▶ **Dataset entries**

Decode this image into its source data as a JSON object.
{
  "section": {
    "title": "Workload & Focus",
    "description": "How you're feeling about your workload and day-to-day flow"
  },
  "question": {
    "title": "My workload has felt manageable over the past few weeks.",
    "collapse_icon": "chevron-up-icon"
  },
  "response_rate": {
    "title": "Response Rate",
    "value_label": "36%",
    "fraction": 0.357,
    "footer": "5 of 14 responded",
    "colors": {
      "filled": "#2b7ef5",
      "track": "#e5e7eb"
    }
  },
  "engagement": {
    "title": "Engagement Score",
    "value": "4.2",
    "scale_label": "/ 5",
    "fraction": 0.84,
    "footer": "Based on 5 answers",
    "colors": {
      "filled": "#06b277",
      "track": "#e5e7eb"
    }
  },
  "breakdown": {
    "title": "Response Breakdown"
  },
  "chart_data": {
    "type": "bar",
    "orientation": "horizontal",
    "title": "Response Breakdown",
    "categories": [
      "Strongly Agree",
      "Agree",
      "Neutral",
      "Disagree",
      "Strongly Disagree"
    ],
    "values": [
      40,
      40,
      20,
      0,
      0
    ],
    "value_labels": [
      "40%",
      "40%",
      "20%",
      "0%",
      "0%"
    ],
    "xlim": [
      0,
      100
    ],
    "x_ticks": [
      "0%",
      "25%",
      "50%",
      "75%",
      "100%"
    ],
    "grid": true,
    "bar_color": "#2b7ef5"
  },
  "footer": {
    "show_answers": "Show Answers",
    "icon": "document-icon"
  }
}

▶ **Aim**
Print out every entry, keeping each one exact.

▶ **Answer for the task**
Decode this image into its source data as a JSON object.
{
  "section": {
    "title": "Workload & Focus",
    "description": "How you're feeling about your workload and day-to-day flow"
  },
  "question": {
    "title": "My workload has felt manageable over the past few weeks.",
    "collapse_icon": "chevron-up-icon"
  },
  "response_rate": {
    "title": "Response Rate",
    "value_label": "36%",
    "fraction": 0.357,
    "footer": "5 of 14 responded",
    "colors": {
      "filled": "#2b7ef5",
      "track": "#e5e7eb"
    }
  },
  "engagement": {
    "title": "Engagement Score",
    "value": "4.2",
    "scale_label": "/ 5",
    "fraction": 0.84,
    "footer": "Based on 5 answers",
    "colors": {
      "filled": "#06b277",
      "track": "#e5e7eb"
    }
  },
  "breakdown": {
    "title": "Response Breakdown"
  },
  "chart_data": {
    "type": "bar",
    "orientation": "horizontal",
    "title": "Response Breakdown",
    "categories": [
      "Strongly Agree",
      "Agree",
      "Neutral",
      "Disagree",
      "Strongly Disagree"
    ],
    "values": [
      40,
      40,
      20,
      0,
      0
    ],
    "value_labels": [
      "40%",
      "40%",
      "20%",
      "0%",
      "0%"
    ],
    "xlim": [
      0,
      100
    ],
    "x_ticks": [
      "0%",
      "25%",
      "50%",
      "75%",
      "100%"
    ],
    "grid": true,
    "bar_color": "#2b7ef5"
  },
  "footer": {
    "show_answers": "Show Answers",
    "icon": "document-icon"
  }
}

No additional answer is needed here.